Written problem: Exactly repeat the material, dropping every picture from the copy.

Provided data:
****
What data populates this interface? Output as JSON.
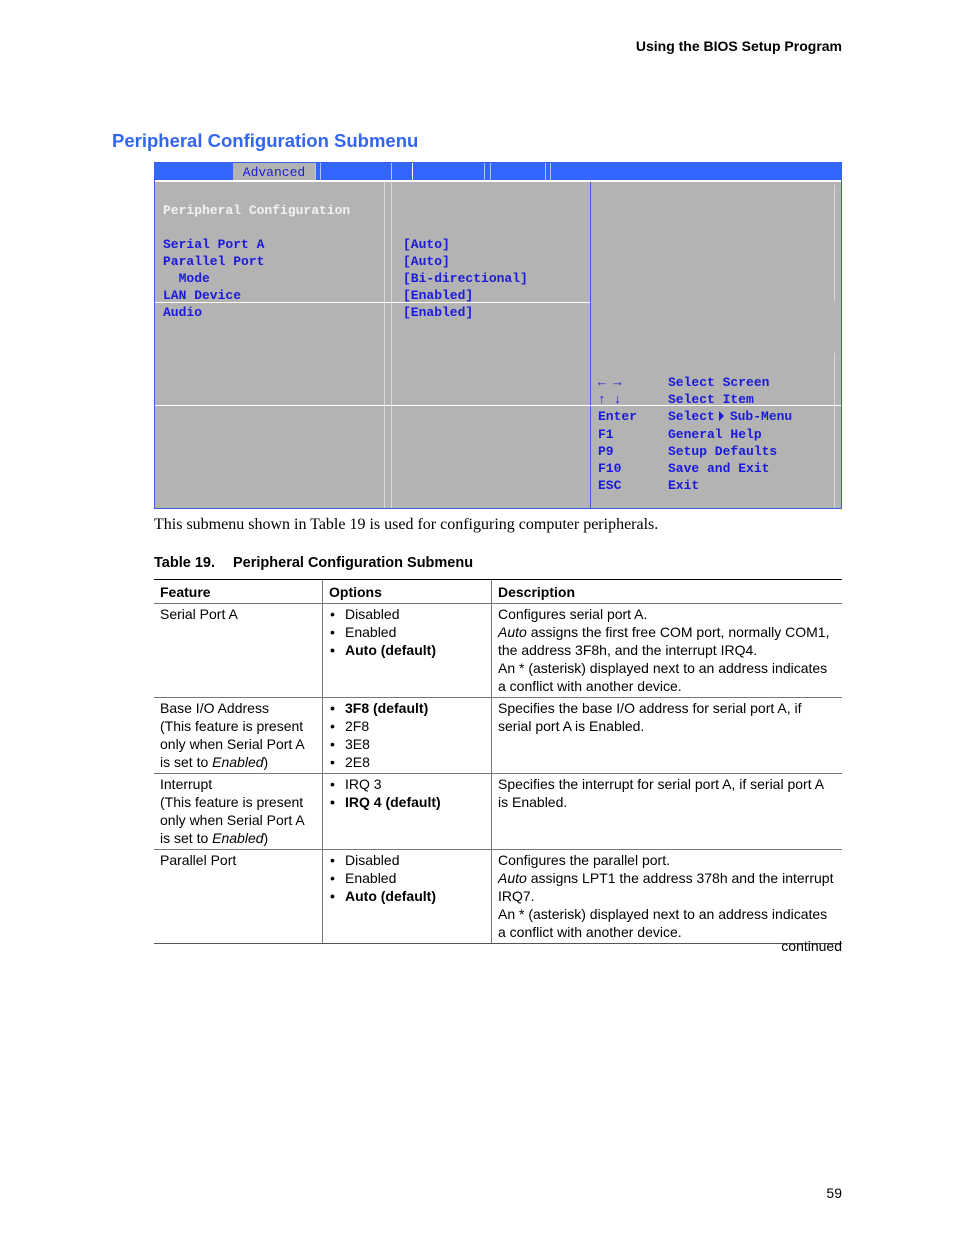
{
  "header": {
    "running_title": "Using the BIOS Setup Program"
  },
  "section": {
    "title": "Peripheral Configuration Submenu"
  },
  "bios_screen": {
    "active_tab": "Advanced",
    "heading": "Peripheral Configuration",
    "items": [
      {
        "label": "Serial Port A",
        "value": "[Auto]"
      },
      {
        "label": "Parallel Port",
        "value": "[Auto]"
      },
      {
        "label": "  Mode",
        "value": "[Bi-directional]"
      },
      {
        "label": "LAN Device",
        "value": "[Enabled]"
      },
      {
        "label": "Audio",
        "value": "[Enabled]"
      }
    ],
    "key_help": [
      {
        "key": "← →",
        "action": "Select Screen"
      },
      {
        "key": "↑ ↓",
        "action": "Select Item"
      },
      {
        "key": "Enter",
        "action_pre": "Select",
        "action_post": "Sub-Menu",
        "icon": "triangle-right-icon"
      },
      {
        "key": "F1",
        "action": "General Help"
      },
      {
        "key": "P9",
        "action": "Setup Defaults"
      },
      {
        "key": "F10",
        "action": "Save and Exit"
      },
      {
        "key": "ESC",
        "action": "Exit"
      }
    ],
    "colors": {
      "menubar": "#3366ff",
      "background": "#b3b3b3",
      "text": "#1a1adc",
      "heading": "#f2f2f2"
    }
  },
  "intro_text": "This submenu shown in Table 19 is used for configuring computer peripherals.",
  "table": {
    "caption_number": "Table 19.",
    "caption_title": "Peripheral Configuration Submenu",
    "headers": [
      "Feature",
      "Options",
      "Description"
    ],
    "rows": [
      {
        "feature": [
          "Serial Port A"
        ],
        "options": [
          {
            "text": "Disabled",
            "bold": false
          },
          {
            "text": "Enabled",
            "bold": false
          },
          {
            "text": "Auto (default)",
            "bold": true
          }
        ],
        "description": [
          "Configures serial port A.",
          "Auto assigns the first free COM port, normally COM1, the address 3F8h, and the interrupt IRQ4.",
          "An * (asterisk) displayed next to an address indicates a conflict with another device."
        ]
      },
      {
        "feature": [
          "Base I/O Address",
          "(This feature is present only when Serial Port A is set to Enabled)"
        ],
        "options": [
          {
            "text": "3F8 (default)",
            "bold": true
          },
          {
            "text": "2F8",
            "bold": false
          },
          {
            "text": "3E8",
            "bold": false
          },
          {
            "text": "2E8",
            "bold": false
          }
        ],
        "description": [
          "Specifies the base I/O address for serial port A, if serial port A is Enabled."
        ]
      },
      {
        "feature": [
          "Interrupt",
          "(This feature is present only when Serial Port A is set to Enabled)"
        ],
        "options": [
          {
            "text": "IRQ 3",
            "bold": false
          },
          {
            "text": "IRQ 4 (default)",
            "bold": true
          }
        ],
        "description": [
          "Specifies the interrupt for serial port A, if serial port A is Enabled."
        ]
      },
      {
        "feature": [
          "Parallel Port"
        ],
        "options": [
          {
            "text": "Disabled",
            "bold": false
          },
          {
            "text": "Enabled",
            "bold": false
          },
          {
            "text": "Auto (default)",
            "bold": true
          }
        ],
        "description": [
          "Configures the parallel port.",
          "Auto assigns LPT1 the address 378h and the interrupt IRQ7.",
          "An * (asterisk) displayed next to an address indicates a conflict with another device."
        ]
      }
    ],
    "continued_label": "continued"
  },
  "footer": {
    "page_number": "59"
  }
}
****
The solution:
What data populates this interface? Output as JSON.
{
  "header": {
    "running_title": "Using the BIOS Setup Program"
  },
  "section": {
    "title": "Peripheral Configuration Submenu"
  },
  "bios_screen": {
    "active_tab": "Advanced",
    "heading": "Peripheral Configuration",
    "items": [
      {
        "label": "Serial Port A",
        "value": "[Auto]"
      },
      {
        "label": "Parallel Port",
        "value": "[Auto]"
      },
      {
        "label": "  Mode",
        "value": "[Bi-directional]"
      },
      {
        "label": "LAN Device",
        "value": "[Enabled]"
      },
      {
        "label": "Audio",
        "value": "[Enabled]"
      }
    ],
    "key_help": [
      {
        "key": "← →",
        "action": "Select Screen"
      },
      {
        "key": "↑ ↓",
        "action": "Select Item"
      },
      {
        "key": "Enter",
        "action_pre": "Select",
        "action_post": "Sub-Menu",
        "icon": "triangle-right-icon"
      },
      {
        "key": "F1",
        "action": "General Help"
      },
      {
        "key": "P9",
        "action": "Setup Defaults"
      },
      {
        "key": "F10",
        "action": "Save and Exit"
      },
      {
        "key": "ESC",
        "action": "Exit"
      }
    ],
    "colors": {
      "menubar": "#3366ff",
      "background": "#b3b3b3",
      "text": "#1a1adc",
      "heading": "#f2f2f2"
    }
  },
  "intro_text": "This submenu shown in Table 19 is used for configuring computer peripherals.",
  "table": {
    "caption_number": "Table 19.",
    "caption_title": "Peripheral Configuration Submenu",
    "headers": [
      "Feature",
      "Options",
      "Description"
    ],
    "rows": [
      {
        "feature": [
          "Serial Port A"
        ],
        "options": [
          {
            "text": "Disabled",
            "bold": false
          },
          {
            "text": "Enabled",
            "bold": false
          },
          {
            "text": "Auto (default)",
            "bold": true
          }
        ],
        "description": [
          "Configures serial port A.",
          "Auto assigns the first free COM port, normally COM1, the address 3F8h, and the interrupt IRQ4.",
          "An * (asterisk) displayed next to an address indicates a conflict with another device."
        ]
      },
      {
        "feature": [
          "Base I/O Address",
          "(This feature is present only when Serial Port A is set to Enabled)"
        ],
        "options": [
          {
            "text": "3F8 (default)",
            "bold": true
          },
          {
            "text": "2F8",
            "bold": false
          },
          {
            "text": "3E8",
            "bold": false
          },
          {
            "text": "2E8",
            "bold": false
          }
        ],
        "description": [
          "Specifies the base I/O address for serial port A, if serial port A is Enabled."
        ]
      },
      {
        "feature": [
          "Interrupt",
          "(This feature is present only when Serial Port A is set to Enabled)"
        ],
        "options": [
          {
            "text": "IRQ 3",
            "bold": false
          },
          {
            "text": "IRQ 4 (default)",
            "bold": true
          }
        ],
        "description": [
          "Specifies the interrupt for serial port A, if serial port A is Enabled."
        ]
      },
      {
        "feature": [
          "Parallel Port"
        ],
        "options": [
          {
            "text": "Disabled",
            "bold": false
          },
          {
            "text": "Enabled",
            "bold": false
          },
          {
            "text": "Auto (default)",
            "bold": true
          }
        ],
        "description": [
          "Configures the parallel port.",
          "Auto assigns LPT1 the address 378h and the interrupt IRQ7.",
          "An * (asterisk) displayed next to an address indicates a conflict with another device."
        ]
      }
    ],
    "continued_label": "continued"
  },
  "footer": {
    "page_number": "59"
  }
}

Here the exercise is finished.